Rows from a dataset:
┌──
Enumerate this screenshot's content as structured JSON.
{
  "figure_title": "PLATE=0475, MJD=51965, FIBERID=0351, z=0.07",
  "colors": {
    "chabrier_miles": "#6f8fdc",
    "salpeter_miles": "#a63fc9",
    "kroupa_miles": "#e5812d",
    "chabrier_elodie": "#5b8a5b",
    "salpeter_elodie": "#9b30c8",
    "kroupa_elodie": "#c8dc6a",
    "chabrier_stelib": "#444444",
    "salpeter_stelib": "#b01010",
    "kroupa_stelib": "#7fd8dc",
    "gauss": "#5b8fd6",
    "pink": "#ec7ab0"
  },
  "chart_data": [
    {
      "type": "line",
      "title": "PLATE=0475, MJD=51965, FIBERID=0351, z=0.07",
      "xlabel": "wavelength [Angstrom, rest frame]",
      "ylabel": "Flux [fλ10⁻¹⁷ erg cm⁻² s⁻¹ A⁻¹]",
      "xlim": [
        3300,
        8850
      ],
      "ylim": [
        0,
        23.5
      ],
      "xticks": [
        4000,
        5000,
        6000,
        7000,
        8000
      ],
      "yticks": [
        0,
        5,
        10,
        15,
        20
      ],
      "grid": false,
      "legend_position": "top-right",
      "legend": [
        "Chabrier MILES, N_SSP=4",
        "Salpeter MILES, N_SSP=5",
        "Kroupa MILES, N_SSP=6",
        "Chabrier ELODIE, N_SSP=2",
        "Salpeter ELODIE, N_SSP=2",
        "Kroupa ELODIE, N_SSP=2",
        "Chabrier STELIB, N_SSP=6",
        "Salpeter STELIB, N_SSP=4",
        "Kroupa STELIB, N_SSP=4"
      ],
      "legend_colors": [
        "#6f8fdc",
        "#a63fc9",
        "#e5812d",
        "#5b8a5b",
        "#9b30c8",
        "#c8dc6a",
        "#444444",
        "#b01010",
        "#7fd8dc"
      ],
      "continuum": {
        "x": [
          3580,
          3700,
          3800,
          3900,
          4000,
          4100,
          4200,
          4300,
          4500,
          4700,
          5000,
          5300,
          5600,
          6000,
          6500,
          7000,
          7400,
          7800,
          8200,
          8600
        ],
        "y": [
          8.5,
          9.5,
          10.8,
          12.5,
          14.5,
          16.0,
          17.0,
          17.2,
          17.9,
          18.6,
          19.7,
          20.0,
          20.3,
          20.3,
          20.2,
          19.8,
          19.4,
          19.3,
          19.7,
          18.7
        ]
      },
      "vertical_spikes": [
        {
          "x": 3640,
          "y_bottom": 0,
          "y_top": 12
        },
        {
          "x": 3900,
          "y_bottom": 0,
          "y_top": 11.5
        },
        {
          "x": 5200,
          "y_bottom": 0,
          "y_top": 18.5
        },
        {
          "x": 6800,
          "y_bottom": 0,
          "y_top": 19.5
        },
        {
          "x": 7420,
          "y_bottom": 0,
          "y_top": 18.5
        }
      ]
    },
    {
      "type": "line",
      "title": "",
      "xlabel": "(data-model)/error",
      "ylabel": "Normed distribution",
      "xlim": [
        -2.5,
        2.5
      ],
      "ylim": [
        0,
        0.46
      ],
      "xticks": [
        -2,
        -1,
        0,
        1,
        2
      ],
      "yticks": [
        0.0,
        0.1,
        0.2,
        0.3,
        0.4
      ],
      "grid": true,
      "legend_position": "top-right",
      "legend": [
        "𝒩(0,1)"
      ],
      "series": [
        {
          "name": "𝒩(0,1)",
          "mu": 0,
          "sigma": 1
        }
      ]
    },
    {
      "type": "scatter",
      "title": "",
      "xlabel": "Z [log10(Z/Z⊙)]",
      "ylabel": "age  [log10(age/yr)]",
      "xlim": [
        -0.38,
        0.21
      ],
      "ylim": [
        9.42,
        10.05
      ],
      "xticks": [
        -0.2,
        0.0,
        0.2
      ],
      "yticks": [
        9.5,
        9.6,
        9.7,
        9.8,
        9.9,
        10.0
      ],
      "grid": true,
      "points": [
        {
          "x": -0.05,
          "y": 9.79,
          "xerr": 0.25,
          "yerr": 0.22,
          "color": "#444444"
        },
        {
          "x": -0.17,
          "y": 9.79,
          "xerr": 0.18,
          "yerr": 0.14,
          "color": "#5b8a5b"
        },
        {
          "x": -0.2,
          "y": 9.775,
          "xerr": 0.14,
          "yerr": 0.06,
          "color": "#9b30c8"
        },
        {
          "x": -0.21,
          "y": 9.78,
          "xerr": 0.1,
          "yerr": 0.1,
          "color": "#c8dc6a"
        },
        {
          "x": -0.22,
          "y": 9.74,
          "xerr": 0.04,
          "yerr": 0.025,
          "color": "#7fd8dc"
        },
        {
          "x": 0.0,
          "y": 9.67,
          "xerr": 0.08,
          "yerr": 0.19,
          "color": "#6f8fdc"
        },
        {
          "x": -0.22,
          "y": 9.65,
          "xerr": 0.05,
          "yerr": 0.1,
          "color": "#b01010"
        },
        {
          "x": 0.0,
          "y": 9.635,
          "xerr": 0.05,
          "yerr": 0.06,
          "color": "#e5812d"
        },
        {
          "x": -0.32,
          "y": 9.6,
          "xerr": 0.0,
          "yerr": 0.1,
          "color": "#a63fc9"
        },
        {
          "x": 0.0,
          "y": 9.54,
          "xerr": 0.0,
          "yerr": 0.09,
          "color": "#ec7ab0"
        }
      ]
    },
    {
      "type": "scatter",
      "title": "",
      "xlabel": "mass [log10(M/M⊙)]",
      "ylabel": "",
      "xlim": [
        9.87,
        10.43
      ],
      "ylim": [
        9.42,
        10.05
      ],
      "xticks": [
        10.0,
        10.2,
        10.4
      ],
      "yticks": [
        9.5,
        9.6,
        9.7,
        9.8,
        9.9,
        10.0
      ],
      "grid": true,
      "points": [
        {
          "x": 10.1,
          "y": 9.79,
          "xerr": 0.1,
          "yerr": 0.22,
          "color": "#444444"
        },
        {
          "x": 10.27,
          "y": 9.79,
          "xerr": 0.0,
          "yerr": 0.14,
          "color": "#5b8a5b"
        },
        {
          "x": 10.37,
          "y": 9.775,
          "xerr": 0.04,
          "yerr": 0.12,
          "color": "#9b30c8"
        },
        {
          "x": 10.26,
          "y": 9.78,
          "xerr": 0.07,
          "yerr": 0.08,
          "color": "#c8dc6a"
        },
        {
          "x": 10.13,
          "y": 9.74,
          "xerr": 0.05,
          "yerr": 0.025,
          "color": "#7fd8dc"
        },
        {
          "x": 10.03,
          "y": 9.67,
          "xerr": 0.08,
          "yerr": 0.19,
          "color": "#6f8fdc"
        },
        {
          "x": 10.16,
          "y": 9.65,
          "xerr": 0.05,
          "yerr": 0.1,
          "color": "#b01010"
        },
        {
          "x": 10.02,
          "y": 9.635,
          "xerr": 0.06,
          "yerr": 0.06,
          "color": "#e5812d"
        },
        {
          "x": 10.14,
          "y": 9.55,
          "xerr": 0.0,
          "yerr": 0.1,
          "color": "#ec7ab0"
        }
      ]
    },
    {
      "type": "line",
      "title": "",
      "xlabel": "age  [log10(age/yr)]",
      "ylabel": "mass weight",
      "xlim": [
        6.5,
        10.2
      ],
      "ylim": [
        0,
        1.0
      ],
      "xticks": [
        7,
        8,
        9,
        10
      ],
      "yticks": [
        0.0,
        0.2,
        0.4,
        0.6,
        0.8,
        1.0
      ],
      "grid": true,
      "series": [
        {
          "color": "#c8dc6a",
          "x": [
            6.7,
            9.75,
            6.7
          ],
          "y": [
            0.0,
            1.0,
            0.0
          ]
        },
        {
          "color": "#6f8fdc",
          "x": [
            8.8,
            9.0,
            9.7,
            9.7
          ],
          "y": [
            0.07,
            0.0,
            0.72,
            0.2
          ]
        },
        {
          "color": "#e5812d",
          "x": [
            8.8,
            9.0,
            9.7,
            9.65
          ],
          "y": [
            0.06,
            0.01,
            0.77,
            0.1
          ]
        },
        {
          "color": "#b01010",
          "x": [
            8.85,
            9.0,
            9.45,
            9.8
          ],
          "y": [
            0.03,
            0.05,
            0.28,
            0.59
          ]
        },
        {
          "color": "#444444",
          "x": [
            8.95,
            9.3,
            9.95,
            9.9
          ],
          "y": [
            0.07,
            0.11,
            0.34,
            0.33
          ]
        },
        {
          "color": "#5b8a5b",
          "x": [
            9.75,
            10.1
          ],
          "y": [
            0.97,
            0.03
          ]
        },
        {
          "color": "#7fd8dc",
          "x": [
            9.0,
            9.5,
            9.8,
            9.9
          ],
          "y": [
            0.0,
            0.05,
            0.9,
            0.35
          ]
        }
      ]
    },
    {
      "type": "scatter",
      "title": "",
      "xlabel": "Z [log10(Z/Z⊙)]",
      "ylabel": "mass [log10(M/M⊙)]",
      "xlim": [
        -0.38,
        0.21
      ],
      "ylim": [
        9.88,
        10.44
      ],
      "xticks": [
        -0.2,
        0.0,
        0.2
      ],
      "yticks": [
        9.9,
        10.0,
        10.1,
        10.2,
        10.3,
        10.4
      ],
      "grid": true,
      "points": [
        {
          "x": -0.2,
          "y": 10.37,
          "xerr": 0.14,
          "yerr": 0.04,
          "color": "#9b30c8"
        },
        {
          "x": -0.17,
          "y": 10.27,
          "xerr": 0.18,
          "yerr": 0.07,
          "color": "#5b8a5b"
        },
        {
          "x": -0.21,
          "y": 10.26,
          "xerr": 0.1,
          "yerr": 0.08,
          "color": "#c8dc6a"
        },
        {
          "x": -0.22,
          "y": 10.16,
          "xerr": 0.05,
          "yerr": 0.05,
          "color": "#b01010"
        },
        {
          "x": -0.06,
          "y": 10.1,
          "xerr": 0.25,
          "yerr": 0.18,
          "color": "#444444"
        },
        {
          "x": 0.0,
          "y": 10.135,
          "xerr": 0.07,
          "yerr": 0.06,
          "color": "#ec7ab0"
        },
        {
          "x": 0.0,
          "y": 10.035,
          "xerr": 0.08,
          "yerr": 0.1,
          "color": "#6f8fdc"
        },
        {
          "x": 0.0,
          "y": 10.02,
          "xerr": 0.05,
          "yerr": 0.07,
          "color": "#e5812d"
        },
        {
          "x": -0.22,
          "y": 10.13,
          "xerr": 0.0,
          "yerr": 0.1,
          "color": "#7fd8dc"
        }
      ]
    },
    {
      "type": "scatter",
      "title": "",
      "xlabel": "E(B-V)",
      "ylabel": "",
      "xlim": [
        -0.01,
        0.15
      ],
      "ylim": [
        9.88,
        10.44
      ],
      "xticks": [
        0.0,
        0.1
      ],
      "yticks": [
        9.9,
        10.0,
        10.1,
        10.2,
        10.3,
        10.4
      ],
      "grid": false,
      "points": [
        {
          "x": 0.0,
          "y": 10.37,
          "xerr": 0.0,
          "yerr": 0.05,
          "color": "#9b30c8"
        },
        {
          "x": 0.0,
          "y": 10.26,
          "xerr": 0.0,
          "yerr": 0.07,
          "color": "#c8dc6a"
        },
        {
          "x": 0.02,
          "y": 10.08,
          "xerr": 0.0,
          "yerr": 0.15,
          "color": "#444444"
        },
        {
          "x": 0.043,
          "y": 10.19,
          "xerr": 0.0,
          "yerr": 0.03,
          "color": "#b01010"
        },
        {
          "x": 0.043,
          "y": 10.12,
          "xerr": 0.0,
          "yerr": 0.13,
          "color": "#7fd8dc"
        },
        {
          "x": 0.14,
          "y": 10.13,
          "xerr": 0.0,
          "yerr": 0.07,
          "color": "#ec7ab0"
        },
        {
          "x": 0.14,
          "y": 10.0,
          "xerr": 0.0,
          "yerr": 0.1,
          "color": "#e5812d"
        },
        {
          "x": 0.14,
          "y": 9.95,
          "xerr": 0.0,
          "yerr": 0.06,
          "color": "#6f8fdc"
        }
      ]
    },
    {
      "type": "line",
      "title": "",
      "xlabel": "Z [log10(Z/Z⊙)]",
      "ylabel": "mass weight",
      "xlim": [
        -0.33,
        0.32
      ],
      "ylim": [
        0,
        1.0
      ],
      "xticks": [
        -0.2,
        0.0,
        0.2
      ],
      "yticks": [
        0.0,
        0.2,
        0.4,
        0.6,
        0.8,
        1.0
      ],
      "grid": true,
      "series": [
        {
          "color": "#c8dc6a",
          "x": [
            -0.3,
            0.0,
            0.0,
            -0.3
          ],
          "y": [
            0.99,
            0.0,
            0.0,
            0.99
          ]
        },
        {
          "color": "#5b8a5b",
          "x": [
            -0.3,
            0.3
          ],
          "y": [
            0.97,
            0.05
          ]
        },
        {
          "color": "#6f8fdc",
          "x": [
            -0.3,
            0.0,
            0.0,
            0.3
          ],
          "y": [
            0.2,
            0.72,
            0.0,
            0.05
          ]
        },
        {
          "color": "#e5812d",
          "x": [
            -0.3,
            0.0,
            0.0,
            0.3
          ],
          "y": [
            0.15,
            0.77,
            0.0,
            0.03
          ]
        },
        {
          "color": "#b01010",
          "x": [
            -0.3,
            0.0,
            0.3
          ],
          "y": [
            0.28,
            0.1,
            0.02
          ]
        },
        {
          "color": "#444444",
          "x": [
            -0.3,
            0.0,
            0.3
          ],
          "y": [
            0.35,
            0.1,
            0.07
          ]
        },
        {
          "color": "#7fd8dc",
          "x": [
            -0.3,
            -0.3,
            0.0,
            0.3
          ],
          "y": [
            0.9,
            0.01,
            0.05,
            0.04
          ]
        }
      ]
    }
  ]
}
└──
Task to carry out: From the listing above, copy every line that includes the word "PLATE".

Response to this task:
  "figure_title": "PLATE=0475, MJD=51965, FIBERID=0351, z=0.07",
      "title": "PLATE=0475, MJD=51965, FIBERID=0351, z=0.07",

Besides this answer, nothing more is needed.